YOUR GOAL: Copy, from the entries below, each line in which the string "month" appears.

***

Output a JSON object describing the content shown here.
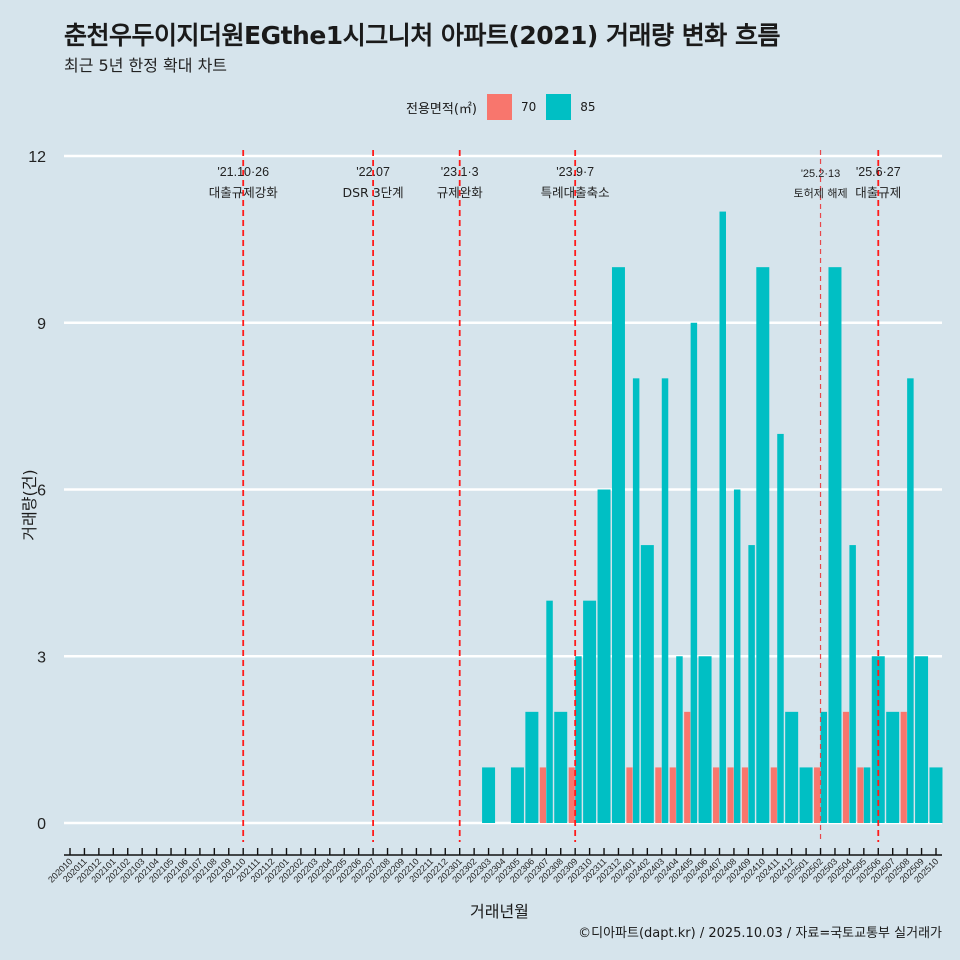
{
  "header": {
    "title": "춘천우두이지더원EGthe1시그니처 아파트(2021) 거래량 변화 흐름",
    "subtitle": "최근 5년 한정 확대 차트"
  },
  "legend": {
    "title": "전용면적(㎡)",
    "items": [
      {
        "label": "70",
        "color": "#F8766D"
      },
      {
        "label": "85",
        "color": "#00BFC4"
      }
    ]
  },
  "caption": "©디아파트(dapt.kr) / 2025.10.03 / 자료=국토교통부 실거래가",
  "chart_data": {
    "type": "bar",
    "title": "춘천우두이지더원EGthe1시그니처 아파트(2021) 거래량 변화 흐름",
    "subtitle": "최근 5년 한정 확대 차트",
    "xlabel": "거래년월",
    "ylabel": "거래량(건)",
    "ylim": [
      0,
      12
    ],
    "yticks": [
      "0",
      "3",
      "6",
      "9",
      "12"
    ],
    "grid": "horizontal",
    "legend_position": "top",
    "categories": [
      "202010",
      "202011",
      "202012",
      "202101",
      "202102",
      "202103",
      "202104",
      "202105",
      "202106",
      "202107",
      "202108",
      "202109",
      "202110",
      "202111",
      "202112",
      "202201",
      "202202",
      "202203",
      "202204",
      "202205",
      "202206",
      "202207",
      "202208",
      "202209",
      "202210",
      "202211",
      "202212",
      "202301",
      "202302",
      "202303",
      "202304",
      "202305",
      "202306",
      "202307",
      "202308",
      "202309",
      "202310",
      "202311",
      "202312",
      "202401",
      "202402",
      "202403",
      "202404",
      "202405",
      "202406",
      "202407",
      "202408",
      "202409",
      "202410",
      "202411",
      "202412",
      "202501",
      "202502",
      "202503",
      "202504",
      "202505",
      "202506",
      "202507",
      "202508",
      "202509",
      "202510"
    ],
    "series": [
      {
        "name": "70",
        "color": "#F8766D",
        "values": [
          0,
          0,
          0,
          0,
          0,
          0,
          0,
          0,
          0,
          0,
          0,
          0,
          0,
          0,
          0,
          0,
          0,
          0,
          0,
          0,
          0,
          0,
          0,
          0,
          0,
          0,
          0,
          0,
          0,
          0,
          0,
          0,
          0,
          1,
          0,
          1,
          0,
          0,
          0,
          1,
          0,
          1,
          1,
          2,
          0,
          1,
          1,
          1,
          0,
          1,
          0,
          0,
          1,
          0,
          2,
          1,
          0,
          0,
          2,
          0,
          0
        ]
      },
      {
        "name": "85",
        "color": "#00BFC4",
        "values": [
          0,
          0,
          0,
          0,
          0,
          0,
          0,
          0,
          0,
          0,
          0,
          0,
          0,
          0,
          0,
          0,
          0,
          0,
          0,
          0,
          0,
          0,
          0,
          0,
          0,
          0,
          0,
          0,
          0,
          1,
          0,
          1,
          2,
          4,
          2,
          3,
          4,
          6,
          10,
          8,
          5,
          8,
          3,
          9,
          3,
          11,
          6,
          5,
          10,
          7,
          2,
          1,
          2,
          10,
          5,
          1,
          3,
          2,
          8,
          3,
          1
        ]
      }
    ],
    "events": [
      {
        "month": "202110",
        "date": "'21.10·26",
        "label": "대출규제강화",
        "style": "major"
      },
      {
        "month": "202207",
        "date": "'22.07",
        "label": "DSR 3단계",
        "style": "major"
      },
      {
        "month": "202301",
        "date": "'23.1·3",
        "label": "규제완화",
        "style": "major"
      },
      {
        "month": "202309",
        "date": "'23.9·7",
        "label": "특례대출축소",
        "style": "major"
      },
      {
        "month": "202502",
        "date": "'25.2·13",
        "label": "토허제 해제",
        "style": "minor"
      },
      {
        "month": "202506",
        "date": "'25.6·27",
        "label": "대출규제",
        "style": "major"
      }
    ]
  }
}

***

WRITTEN RESPONSE:
        "month": "202110",
        "month": "202207",
        "month": "202301",
        "month": "202309",
        "month": "202502",
        "month": "202506",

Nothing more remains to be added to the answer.